## [TO DO]
Return the material below in full and exactly.

** start GIVEN INFORMATION **

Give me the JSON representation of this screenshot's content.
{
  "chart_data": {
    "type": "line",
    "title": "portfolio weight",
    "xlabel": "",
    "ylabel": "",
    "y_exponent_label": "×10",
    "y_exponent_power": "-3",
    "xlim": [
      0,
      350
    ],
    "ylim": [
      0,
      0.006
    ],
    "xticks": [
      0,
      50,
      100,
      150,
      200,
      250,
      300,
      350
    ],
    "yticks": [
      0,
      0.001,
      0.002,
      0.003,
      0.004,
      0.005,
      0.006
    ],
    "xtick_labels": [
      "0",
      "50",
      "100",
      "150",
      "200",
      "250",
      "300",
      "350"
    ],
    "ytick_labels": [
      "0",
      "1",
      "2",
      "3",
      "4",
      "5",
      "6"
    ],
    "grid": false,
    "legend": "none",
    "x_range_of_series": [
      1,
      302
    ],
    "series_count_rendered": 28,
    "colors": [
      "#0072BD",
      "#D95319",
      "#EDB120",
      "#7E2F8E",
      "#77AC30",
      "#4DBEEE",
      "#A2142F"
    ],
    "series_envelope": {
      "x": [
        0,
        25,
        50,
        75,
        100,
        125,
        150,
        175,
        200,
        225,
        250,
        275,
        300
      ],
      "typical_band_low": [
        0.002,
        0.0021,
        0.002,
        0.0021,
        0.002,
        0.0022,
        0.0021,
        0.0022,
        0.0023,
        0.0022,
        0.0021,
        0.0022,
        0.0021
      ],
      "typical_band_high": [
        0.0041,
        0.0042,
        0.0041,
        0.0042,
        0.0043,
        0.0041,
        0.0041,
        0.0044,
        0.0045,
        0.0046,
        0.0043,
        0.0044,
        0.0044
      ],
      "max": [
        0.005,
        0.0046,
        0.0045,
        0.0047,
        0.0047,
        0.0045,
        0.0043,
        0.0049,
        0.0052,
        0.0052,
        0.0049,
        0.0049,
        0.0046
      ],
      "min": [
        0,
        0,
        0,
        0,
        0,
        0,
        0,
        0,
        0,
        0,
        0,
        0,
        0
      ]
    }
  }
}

** end GIVEN INFORMATION **

## [SOLVED EXERCISE]
Give me the JSON representation of this screenshot's content.
{
  "chart_data": {
    "type": "line",
    "title": "portfolio weight",
    "xlabel": "",
    "ylabel": "",
    "y_exponent_label": "×10",
    "y_exponent_power": "-3",
    "xlim": [
      0,
      350
    ],
    "ylim": [
      0,
      0.006
    ],
    "xticks": [
      0,
      50,
      100,
      150,
      200,
      250,
      300,
      350
    ],
    "yticks": [
      0,
      0.001,
      0.002,
      0.003,
      0.004,
      0.005,
      0.006
    ],
    "xtick_labels": [
      "0",
      "50",
      "100",
      "150",
      "200",
      "250",
      "300",
      "350"
    ],
    "ytick_labels": [
      "0",
      "1",
      "2",
      "3",
      "4",
      "5",
      "6"
    ],
    "grid": false,
    "legend": "none",
    "x_range_of_series": [
      1,
      302
    ],
    "series_count_rendered": 28,
    "colors": [
      "#0072BD",
      "#D95319",
      "#EDB120",
      "#7E2F8E",
      "#77AC30",
      "#4DBEEE",
      "#A2142F"
    ],
    "series_envelope": {
      "x": [
        0,
        25,
        50,
        75,
        100,
        125,
        150,
        175,
        200,
        225,
        250,
        275,
        300
      ],
      "typical_band_low": [
        0.002,
        0.0021,
        0.002,
        0.0021,
        0.002,
        0.0022,
        0.0021,
        0.0022,
        0.0023,
        0.0022,
        0.0021,
        0.0022,
        0.0021
      ],
      "typical_band_high": [
        0.0041,
        0.0042,
        0.0041,
        0.0042,
        0.0043,
        0.0041,
        0.0041,
        0.0044,
        0.0045,
        0.0046,
        0.0043,
        0.0044,
        0.0044
      ],
      "max": [
        0.005,
        0.0046,
        0.0045,
        0.0047,
        0.0047,
        0.0045,
        0.0043,
        0.0049,
        0.0052,
        0.0052,
        0.0049,
        0.0049,
        0.0046
      ],
      "min": [
        0,
        0,
        0,
        0,
        0,
        0,
        0,
        0,
        0,
        0,
        0,
        0,
        0
      ]
    }
  }
}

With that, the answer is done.